Stored data ▸

········

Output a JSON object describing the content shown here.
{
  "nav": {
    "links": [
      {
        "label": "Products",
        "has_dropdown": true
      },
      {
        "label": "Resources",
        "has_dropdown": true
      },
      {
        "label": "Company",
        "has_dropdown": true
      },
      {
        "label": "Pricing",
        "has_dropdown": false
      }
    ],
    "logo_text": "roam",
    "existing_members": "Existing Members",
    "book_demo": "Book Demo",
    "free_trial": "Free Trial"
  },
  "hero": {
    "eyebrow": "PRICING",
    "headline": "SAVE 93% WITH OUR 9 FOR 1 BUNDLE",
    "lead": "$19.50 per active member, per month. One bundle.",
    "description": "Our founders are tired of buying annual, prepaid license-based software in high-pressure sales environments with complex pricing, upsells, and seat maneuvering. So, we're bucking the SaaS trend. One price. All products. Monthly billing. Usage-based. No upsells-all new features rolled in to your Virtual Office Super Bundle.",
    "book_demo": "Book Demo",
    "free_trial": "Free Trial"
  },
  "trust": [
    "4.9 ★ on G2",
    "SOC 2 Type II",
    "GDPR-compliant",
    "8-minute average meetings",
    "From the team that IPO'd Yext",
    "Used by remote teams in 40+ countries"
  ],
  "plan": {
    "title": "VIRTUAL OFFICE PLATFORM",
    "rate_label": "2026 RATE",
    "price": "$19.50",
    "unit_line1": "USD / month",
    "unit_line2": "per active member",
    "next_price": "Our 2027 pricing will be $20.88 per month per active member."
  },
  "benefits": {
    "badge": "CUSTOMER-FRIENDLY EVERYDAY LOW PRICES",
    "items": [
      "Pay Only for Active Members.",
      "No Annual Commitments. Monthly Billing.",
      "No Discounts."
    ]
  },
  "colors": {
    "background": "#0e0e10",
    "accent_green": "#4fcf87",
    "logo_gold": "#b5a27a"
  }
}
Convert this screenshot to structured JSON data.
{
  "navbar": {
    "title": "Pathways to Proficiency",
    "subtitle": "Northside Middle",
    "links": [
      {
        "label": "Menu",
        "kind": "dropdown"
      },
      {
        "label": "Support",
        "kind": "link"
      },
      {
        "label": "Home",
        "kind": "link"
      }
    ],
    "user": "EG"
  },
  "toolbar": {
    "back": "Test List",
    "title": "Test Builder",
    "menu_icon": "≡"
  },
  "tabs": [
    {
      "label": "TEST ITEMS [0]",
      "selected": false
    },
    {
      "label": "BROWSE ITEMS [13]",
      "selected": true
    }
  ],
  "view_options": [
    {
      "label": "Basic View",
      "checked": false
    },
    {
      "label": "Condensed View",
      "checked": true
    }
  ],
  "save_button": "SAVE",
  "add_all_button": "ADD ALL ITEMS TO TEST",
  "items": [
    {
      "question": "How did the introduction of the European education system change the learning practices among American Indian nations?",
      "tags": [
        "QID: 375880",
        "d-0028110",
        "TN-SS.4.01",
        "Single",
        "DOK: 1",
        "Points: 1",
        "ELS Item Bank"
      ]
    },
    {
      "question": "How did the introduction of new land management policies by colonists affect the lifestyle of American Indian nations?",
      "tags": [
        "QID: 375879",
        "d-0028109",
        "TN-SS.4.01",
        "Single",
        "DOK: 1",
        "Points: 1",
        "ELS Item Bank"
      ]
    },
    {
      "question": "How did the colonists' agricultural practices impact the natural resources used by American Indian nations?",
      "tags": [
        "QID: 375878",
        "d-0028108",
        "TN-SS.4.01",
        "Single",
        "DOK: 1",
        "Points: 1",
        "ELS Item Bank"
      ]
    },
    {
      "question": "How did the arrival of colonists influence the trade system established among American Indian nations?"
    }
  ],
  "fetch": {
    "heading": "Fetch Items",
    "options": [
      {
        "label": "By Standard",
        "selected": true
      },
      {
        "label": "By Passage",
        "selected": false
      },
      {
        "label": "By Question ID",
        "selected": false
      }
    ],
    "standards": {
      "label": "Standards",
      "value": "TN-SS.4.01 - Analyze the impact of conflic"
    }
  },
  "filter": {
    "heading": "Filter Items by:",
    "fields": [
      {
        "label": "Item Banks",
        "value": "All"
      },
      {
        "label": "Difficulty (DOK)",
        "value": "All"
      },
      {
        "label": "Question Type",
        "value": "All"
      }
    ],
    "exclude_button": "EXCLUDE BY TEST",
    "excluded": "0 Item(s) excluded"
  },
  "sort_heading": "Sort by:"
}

········

Written task ▸
Quote the entire listing above exactly.

Finished answer ▸
Output a JSON object describing the content shown here.
{
  "nav": {
    "links": [
      {
        "label": "Products",
        "has_dropdown": true
      },
      {
        "label": "Resources",
        "has_dropdown": true
      },
      {
        "label": "Company",
        "has_dropdown": true
      },
      {
        "label": "Pricing",
        "has_dropdown": false
      }
    ],
    "logo_text": "roam",
    "existing_members": "Existing Members",
    "book_demo": "Book Demo",
    "free_trial": "Free Trial"
  },
  "hero": {
    "eyebrow": "PRICING",
    "headline": "SAVE 93% WITH OUR 9 FOR 1 BUNDLE",
    "lead": "$19.50 per active member, per month. One bundle.",
    "description": "Our founders are tired of buying annual, prepaid license-based software in high-pressure sales environments with complex pricing, upsells, and seat maneuvering. So, we're bucking the SaaS trend. One price. All products. Monthly billing. Usage-based. No upsells-all new features rolled in to your Virtual Office Super Bundle.",
    "book_demo": "Book Demo",
    "free_trial": "Free Trial"
  },
  "trust": [
    "4.9 ★ on G2",
    "SOC 2 Type II",
    "GDPR-compliant",
    "8-minute average meetings",
    "From the team that IPO'd Yext",
    "Used by remote teams in 40+ countries"
  ],
  "plan": {
    "title": "VIRTUAL OFFICE PLATFORM",
    "rate_label": "2026 RATE",
    "price": "$19.50",
    "unit_line1": "USD / month",
    "unit_line2": "per active member",
    "next_price": "Our 2027 pricing will be $20.88 per month per active member."
  },
  "benefits": {
    "badge": "CUSTOMER-FRIENDLY EVERYDAY LOW PRICES",
    "items": [
      "Pay Only for Active Members.",
      "No Annual Commitments. Monthly Billing.",
      "No Discounts."
    ]
  },
  "colors": {
    "background": "#0e0e10",
    "accent_green": "#4fcf87",
    "logo_gold": "#b5a27a"
  }
}
Convert this screenshot to structured JSON data.
{
  "navbar": {
    "title": "Pathways to Proficiency",
    "subtitle": "Northside Middle",
    "links": [
      {
        "label": "Menu",
        "kind": "dropdown"
      },
      {
        "label": "Support",
        "kind": "link"
      },
      {
        "label": "Home",
        "kind": "link"
      }
    ],
    "user": "EG"
  },
  "toolbar": {
    "back": "Test List",
    "title": "Test Builder",
    "menu_icon": "≡"
  },
  "tabs": [
    {
      "label": "TEST ITEMS [0]",
      "selected": false
    },
    {
      "label": "BROWSE ITEMS [13]",
      "selected": true
    }
  ],
  "view_options": [
    {
      "label": "Basic View",
      "checked": false
    },
    {
      "label": "Condensed View",
      "checked": true
    }
  ],
  "save_button": "SAVE",
  "add_all_button": "ADD ALL ITEMS TO TEST",
  "items": [
    {
      "question": "How did the introduction of the European education system change the learning practices among American Indian nations?",
      "tags": [
        "QID: 375880",
        "d-0028110",
        "TN-SS.4.01",
        "Single",
        "DOK: 1",
        "Points: 1",
        "ELS Item Bank"
      ]
    },
    {
      "question": "How did the introduction of new land management policies by colonists affect the lifestyle of American Indian nations?",
      "tags": [
        "QID: 375879",
        "d-0028109",
        "TN-SS.4.01",
        "Single",
        "DOK: 1",
        "Points: 1",
        "ELS Item Bank"
      ]
    },
    {
      "question": "How did the colonists' agricultural practices impact the natural resources used by American Indian nations?",
      "tags": [
        "QID: 375878",
        "d-0028108",
        "TN-SS.4.01",
        "Single",
        "DOK: 1",
        "Points: 1",
        "ELS Item Bank"
      ]
    },
    {
      "question": "How did the arrival of colonists influence the trade system established among American Indian nations?"
    }
  ],
  "fetch": {
    "heading": "Fetch Items",
    "options": [
      {
        "label": "By Standard",
        "selected": true
      },
      {
        "label": "By Passage",
        "selected": false
      },
      {
        "label": "By Question ID",
        "selected": false
      }
    ],
    "standards": {
      "label": "Standards",
      "value": "TN-SS.4.01 - Analyze the impact of conflic"
    }
  },
  "filter": {
    "heading": "Filter Items by:",
    "fields": [
      {
        "label": "Item Banks",
        "value": "All"
      },
      {
        "label": "Difficulty (DOK)",
        "value": "All"
      },
      {
        "label": "Question Type",
        "value": "All"
      }
    ],
    "exclude_button": "EXCLUDE BY TEST",
    "excluded": "0 Item(s) excluded"
  },
  "sort_heading": "Sort by:"
}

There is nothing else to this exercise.